Stored data -
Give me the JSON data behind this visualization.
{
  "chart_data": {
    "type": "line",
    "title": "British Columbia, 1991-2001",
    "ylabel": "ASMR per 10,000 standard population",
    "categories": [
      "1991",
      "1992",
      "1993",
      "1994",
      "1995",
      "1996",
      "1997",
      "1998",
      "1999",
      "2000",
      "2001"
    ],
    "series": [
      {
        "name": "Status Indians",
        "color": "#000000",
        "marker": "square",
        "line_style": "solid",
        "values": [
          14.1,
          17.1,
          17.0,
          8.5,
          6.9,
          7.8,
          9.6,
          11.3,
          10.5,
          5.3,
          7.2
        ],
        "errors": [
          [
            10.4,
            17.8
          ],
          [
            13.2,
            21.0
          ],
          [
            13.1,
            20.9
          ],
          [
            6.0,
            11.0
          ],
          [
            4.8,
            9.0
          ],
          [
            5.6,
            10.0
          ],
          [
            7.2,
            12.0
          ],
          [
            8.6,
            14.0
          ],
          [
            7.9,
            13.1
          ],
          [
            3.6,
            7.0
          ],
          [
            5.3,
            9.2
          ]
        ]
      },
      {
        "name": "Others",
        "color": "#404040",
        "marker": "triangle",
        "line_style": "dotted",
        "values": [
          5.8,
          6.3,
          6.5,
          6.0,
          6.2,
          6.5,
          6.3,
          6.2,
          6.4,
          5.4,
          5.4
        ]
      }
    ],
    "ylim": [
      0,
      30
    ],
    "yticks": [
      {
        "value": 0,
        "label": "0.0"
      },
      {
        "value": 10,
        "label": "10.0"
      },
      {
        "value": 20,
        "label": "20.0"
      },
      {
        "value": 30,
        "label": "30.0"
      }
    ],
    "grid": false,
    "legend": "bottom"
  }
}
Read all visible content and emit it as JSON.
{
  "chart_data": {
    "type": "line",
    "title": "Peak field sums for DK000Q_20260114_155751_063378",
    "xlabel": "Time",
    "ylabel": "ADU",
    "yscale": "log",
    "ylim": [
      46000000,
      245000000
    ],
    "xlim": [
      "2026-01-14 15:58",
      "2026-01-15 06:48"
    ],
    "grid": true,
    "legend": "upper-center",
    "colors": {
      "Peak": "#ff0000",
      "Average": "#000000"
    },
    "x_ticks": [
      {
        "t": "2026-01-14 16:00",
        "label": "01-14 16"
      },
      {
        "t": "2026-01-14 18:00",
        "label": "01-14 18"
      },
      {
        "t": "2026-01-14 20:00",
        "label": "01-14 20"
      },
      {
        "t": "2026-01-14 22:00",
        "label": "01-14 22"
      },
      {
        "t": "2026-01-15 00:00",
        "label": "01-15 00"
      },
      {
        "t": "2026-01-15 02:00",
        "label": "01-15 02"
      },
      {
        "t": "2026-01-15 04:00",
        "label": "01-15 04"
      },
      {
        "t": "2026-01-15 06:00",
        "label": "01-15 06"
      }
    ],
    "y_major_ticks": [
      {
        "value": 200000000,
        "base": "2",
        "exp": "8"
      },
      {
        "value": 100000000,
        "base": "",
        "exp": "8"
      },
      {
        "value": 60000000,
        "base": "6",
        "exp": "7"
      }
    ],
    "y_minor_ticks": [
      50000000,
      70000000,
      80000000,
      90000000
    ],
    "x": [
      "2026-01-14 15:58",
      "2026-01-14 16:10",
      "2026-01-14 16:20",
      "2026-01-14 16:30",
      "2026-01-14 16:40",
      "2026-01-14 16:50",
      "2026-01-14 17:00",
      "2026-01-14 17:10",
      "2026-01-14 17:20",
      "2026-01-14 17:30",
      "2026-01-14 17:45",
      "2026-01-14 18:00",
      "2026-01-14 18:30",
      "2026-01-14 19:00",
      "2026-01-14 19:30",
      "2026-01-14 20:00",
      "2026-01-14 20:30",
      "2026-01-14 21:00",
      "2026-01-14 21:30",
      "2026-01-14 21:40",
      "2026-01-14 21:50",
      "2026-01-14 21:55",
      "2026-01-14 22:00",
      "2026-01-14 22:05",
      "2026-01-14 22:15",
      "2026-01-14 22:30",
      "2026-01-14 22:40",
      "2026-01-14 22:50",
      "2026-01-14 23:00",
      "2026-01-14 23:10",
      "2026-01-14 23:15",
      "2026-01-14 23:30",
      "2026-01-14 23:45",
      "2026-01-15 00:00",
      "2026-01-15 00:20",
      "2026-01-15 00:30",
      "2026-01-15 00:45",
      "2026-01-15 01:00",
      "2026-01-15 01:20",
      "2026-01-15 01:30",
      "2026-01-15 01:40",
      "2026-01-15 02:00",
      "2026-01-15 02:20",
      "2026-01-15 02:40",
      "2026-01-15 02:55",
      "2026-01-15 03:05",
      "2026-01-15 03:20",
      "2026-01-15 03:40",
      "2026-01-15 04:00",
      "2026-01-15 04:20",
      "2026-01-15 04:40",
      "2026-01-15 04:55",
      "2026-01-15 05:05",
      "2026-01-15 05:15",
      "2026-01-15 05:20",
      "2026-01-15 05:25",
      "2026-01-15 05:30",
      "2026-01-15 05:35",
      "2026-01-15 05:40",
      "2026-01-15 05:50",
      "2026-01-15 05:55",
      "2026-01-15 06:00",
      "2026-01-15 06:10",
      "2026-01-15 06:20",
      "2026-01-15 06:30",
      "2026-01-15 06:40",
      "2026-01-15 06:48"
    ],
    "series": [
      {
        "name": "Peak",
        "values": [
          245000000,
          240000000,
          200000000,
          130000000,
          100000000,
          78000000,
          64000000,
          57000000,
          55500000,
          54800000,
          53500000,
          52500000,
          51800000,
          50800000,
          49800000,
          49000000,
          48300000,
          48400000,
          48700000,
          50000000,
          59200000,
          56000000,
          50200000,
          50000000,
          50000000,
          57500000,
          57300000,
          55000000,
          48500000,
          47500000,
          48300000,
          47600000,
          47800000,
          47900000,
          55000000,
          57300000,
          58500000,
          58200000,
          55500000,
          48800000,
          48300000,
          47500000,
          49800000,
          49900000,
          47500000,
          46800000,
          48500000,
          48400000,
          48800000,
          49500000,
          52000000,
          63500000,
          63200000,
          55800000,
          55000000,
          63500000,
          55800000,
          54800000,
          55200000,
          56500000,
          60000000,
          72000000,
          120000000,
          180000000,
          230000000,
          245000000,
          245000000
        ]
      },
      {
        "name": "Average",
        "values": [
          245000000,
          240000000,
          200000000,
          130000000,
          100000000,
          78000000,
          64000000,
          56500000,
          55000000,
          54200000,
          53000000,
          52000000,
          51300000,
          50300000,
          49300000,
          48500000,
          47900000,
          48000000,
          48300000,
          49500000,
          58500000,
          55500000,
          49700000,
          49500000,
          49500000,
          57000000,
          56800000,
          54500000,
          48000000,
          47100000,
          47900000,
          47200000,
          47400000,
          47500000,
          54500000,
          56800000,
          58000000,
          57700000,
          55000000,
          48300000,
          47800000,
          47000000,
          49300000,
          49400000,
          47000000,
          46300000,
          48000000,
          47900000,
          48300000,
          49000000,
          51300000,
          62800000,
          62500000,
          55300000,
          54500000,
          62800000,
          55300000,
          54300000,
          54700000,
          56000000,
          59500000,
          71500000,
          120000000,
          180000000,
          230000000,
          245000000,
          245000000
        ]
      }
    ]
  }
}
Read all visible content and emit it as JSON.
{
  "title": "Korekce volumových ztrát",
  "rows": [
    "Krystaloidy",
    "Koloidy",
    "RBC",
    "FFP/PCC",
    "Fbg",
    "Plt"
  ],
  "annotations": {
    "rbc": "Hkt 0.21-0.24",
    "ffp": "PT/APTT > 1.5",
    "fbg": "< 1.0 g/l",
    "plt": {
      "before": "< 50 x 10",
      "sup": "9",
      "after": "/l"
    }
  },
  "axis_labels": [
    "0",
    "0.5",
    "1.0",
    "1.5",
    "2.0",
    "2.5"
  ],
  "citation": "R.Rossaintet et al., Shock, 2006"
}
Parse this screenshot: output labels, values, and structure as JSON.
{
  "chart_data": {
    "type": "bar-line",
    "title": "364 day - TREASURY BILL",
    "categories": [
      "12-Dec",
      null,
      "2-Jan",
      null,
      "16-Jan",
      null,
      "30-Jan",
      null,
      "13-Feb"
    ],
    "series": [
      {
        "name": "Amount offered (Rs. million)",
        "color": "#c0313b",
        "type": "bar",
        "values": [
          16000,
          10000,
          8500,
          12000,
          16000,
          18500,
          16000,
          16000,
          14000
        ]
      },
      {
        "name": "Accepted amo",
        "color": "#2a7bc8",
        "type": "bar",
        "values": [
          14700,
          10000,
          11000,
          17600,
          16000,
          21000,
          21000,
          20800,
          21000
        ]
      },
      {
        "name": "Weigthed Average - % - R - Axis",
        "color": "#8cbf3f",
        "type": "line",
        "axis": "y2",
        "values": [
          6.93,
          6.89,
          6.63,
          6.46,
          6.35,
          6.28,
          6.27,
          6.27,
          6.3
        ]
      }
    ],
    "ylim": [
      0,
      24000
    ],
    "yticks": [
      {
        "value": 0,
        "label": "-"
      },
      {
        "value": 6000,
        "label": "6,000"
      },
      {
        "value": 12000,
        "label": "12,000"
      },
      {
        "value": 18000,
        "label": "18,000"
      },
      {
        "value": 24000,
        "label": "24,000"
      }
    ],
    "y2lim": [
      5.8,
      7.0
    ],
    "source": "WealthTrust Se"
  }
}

Objective - From the line holding "Parse this screenshot: output" down to the final line above, quote every line exactly and only those lines.

Reply -
Parse this screenshot: output labels, values, and structure as JSON.
{
  "chart_data": {
    "type": "bar-line",
    "title": "364 day - TREASURY BILL",
    "categories": [
      "12-Dec",
      null,
      "2-Jan",
      null,
      "16-Jan",
      null,
      "30-Jan",
      null,
      "13-Feb"
    ],
    "series": [
      {
        "name": "Amount offered (Rs. million)",
        "color": "#c0313b",
        "type": "bar",
        "values": [
          16000,
          10000,
          8500,
          12000,
          16000,
          18500,
          16000,
          16000,
          14000
        ]
      },
      {
        "name": "Accepted amo",
        "color": "#2a7bc8",
        "type": "bar",
        "values": [
          14700,
          10000,
          11000,
          17600,
          16000,
          21000,
          21000,
          20800,
          21000
        ]
      },
      {
        "name": "Weigthed Average - % - R - Axis",
        "color": "#8cbf3f",
        "type": "line",
        "axis": "y2",
        "values": [
          6.93,
          6.89,
          6.63,
          6.46,
          6.35,
          6.28,
          6.27,
          6.27,
          6.3
        ]
      }
    ],
    "ylim": [
      0,
      24000
    ],
    "yticks": [
      {
        "value": 0,
        "label": "-"
      },
      {
        "value": 6000,
        "label": "6,000"
      },
      {
        "value": 12000,
        "label": "12,000"
      },
      {
        "value": 18000,
        "label": "18,000"
      },
      {
        "value": 24000,
        "label": "24,000"
      }
    ],
    "y2lim": [
      5.8,
      7.0
    ],
    "source": "WealthTrust Se"
  }
}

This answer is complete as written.